**Task description**
Return each line of the records holding the string "will".

**Record extracts**
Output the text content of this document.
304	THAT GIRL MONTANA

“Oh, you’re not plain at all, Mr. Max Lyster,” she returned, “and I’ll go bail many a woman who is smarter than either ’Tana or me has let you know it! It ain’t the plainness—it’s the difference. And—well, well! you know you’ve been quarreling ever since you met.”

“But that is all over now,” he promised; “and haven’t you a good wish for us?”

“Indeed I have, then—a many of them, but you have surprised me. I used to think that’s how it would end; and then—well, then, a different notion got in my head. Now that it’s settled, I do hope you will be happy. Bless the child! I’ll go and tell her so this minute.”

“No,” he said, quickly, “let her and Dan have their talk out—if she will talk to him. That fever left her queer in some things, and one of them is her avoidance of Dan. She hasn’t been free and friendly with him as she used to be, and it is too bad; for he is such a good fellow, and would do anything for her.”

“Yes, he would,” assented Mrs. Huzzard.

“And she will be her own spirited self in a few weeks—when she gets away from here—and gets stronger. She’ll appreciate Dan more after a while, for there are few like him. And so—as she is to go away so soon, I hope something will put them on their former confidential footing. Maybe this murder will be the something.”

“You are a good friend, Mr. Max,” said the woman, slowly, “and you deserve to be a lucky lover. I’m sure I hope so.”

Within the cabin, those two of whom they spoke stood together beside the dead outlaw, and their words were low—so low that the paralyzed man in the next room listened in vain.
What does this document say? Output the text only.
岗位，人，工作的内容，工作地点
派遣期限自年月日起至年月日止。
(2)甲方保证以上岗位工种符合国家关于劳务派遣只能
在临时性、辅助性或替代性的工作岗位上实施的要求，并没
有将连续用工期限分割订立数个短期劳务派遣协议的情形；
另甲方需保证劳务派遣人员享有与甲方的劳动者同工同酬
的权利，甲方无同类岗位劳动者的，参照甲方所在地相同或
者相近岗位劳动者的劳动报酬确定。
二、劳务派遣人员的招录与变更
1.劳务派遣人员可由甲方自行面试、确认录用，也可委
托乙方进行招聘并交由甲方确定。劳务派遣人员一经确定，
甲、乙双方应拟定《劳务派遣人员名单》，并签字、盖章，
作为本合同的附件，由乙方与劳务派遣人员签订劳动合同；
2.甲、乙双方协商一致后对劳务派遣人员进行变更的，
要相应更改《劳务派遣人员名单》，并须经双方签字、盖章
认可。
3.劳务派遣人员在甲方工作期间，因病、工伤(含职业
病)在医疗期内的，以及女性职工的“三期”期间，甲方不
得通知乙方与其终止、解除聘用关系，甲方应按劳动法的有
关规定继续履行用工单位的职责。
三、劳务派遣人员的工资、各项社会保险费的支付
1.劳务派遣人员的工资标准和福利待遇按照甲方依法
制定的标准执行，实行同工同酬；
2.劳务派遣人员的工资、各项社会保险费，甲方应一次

**Output of the exercise**
“Indeed I have, then—a many of them, but you have surprised me. I used to think that’s how it would end; and then—well, then, a different notion got in my head. Now that it’s settled, I do hope you will be happy. Bless the child! I’ll go and tell her so this minute.”
“No,” he said, quickly, “let her and Dan have their talk out—if she will talk to him. That fever left her queer in some things, and one of them is her avoidance of Dan. She hasn’t been free and friendly with him as she used to be, and it is too bad; for he is such a good fellow, and would do anything for her.”
“And she will be her own spirited self in a few weeks—when she gets away from here—and gets stronger. She’ll appreciate Dan more after a while, for there are few like him. And so—as she is to go away so soon, I hope something will put them on their former confidential footing. Maybe this murder will be the something.”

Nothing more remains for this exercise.